Task directions:
Rewrite each of the records below as a numbered list, leaving out any blank lines.
# Start of Supplied information
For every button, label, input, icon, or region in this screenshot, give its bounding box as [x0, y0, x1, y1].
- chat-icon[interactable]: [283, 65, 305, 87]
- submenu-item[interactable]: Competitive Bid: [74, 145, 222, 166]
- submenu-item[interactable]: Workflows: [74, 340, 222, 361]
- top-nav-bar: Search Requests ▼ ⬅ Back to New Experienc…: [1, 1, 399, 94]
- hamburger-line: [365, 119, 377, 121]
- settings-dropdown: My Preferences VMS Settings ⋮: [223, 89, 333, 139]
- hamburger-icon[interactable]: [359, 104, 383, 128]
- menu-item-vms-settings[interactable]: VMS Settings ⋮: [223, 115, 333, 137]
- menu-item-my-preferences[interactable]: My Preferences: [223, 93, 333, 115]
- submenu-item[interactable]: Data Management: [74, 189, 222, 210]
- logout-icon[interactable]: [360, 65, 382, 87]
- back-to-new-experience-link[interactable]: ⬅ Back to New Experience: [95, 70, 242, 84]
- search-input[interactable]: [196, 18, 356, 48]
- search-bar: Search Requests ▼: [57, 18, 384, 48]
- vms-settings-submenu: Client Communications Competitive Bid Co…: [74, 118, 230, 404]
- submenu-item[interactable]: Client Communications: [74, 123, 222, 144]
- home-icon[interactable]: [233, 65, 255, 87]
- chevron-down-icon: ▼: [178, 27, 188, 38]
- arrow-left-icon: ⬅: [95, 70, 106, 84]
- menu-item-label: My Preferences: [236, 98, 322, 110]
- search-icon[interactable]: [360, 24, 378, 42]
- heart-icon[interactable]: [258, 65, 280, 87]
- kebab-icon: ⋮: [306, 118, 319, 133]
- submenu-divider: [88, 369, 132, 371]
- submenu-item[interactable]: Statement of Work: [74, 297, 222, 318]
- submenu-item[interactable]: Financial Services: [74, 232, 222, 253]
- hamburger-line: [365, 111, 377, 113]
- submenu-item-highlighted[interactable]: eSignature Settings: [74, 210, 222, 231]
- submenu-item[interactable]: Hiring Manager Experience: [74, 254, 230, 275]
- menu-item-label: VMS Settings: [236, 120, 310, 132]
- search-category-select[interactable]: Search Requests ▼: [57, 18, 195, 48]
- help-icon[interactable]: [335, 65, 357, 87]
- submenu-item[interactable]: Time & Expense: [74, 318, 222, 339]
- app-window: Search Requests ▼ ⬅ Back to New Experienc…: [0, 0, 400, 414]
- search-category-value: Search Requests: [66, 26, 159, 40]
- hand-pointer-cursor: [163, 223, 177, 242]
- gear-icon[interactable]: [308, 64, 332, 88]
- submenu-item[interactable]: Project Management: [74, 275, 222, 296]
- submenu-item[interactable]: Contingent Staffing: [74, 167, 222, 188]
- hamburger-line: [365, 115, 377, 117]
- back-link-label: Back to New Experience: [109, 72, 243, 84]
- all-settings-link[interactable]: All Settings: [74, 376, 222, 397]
# End of Supplied information
Correct answer:
1. For every button, label, input, icon, or region in this screenshot, give its bounding box as [x0, y0, x1, y1].
2. - chat-icon[interactable]: [283, 65, 305, 87]
3. - submenu-item[interactable]: Competitive Bid: [74, 145, 222, 166]
4. - submenu-item[interactable]: Workflows: [74, 340, 222, 361]
5. - top-nav-bar: Search Requests ▼ ⬅ Back to New Experienc…: [1, 1, 399, 94]
6. - hamburger-line: [365, 119, 377, 121]
7. - settings-dropdown: My Preferences VMS Settings ⋮: [223, 89, 333, 139]
8. - hamburger-icon[interactable]: [359, 104, 383, 128]
9. - menu-item-vms-settings[interactable]: VMS Settings ⋮: [223, 115, 333, 137]
10. - menu-item-my-preferences[interactable]: My Preferences: [223, 93, 333, 115]
11. - submenu-item[interactable]: Data Management: [74, 189, 222, 210]
12. - logout-icon[interactable]: [360, 65, 382, 87]
13. - back-to-new-experience-link[interactable]: ⬅ Back to New Experience: [95, 70, 242, 84]
14. - search-input[interactable]: [196, 18, 356, 48]
15. - search-bar: Search Requests ▼: [57, 18, 384, 48]
16. - vms-settings-submenu: Client Communications Competitive Bid Co…: [74, 118, 230, 404]
17. - submenu-item[interactable]: Client Communications: [74, 123, 222, 144]
18. - home-icon[interactable]: [233, 65, 255, 87]
19. - chevron-down-icon: ▼: [178, 27, 188, 38]
20. - arrow-left-icon: ⬅: [95, 70, 106, 84]
21. - menu-item-label: My Preferences: [236, 98, 322, 110]
22. - search-icon[interactable]: [360, 24, 378, 42]
23. - heart-icon[interactable]: [258, 65, 280, 87]
24. - kebab-icon: ⋮: [306, 118, 319, 133]
25. - submenu-divider: [88, 369, 132, 371]
26. - submenu-item[interactable]: Statement of Work: [74, 297, 222, 318]
27. - submenu-item[interactable]: Financial Services: [74, 232, 222, 253]
28. - hamburger-line: [365, 111, 377, 113]
29. - submenu-item-highlighted[interactable]: eSignature Settings: [74, 210, 222, 231]
30. - submenu-item[interactable]: Hiring Manager Experience: [74, 254, 230, 275]
31. - menu-item-label: VMS Settings: [236, 120, 310, 132]
32. - search-category-select[interactable]: Search Requests ▼: [57, 18, 195, 48]
33. - help-icon[interactable]: [335, 65, 357, 87]
34. - submenu-item[interactable]: Time & Expense: [74, 318, 222, 339]
35. - app-window: Search Requests ▼ ⬅ Back to New Experienc…: [0, 0, 400, 414]
36. - search-category-value: Search Requests: [66, 26, 159, 40]
37. - hand-pointer-cursor: [163, 223, 177, 242]
38. - gear-icon[interactable]: [308, 64, 332, 88]
39. - submenu-item[interactable]: Project Management: [74, 275, 222, 296]
40. - submenu-item[interactable]: Contingent Staffing: [74, 167, 222, 188]
41. - hamburger-line: [365, 115, 377, 117]
42. - back-link-label: Back to New Experience: [109, 72, 243, 84]
43. - all-settings-link[interactable]: All Settings: [74, 376, 222, 397]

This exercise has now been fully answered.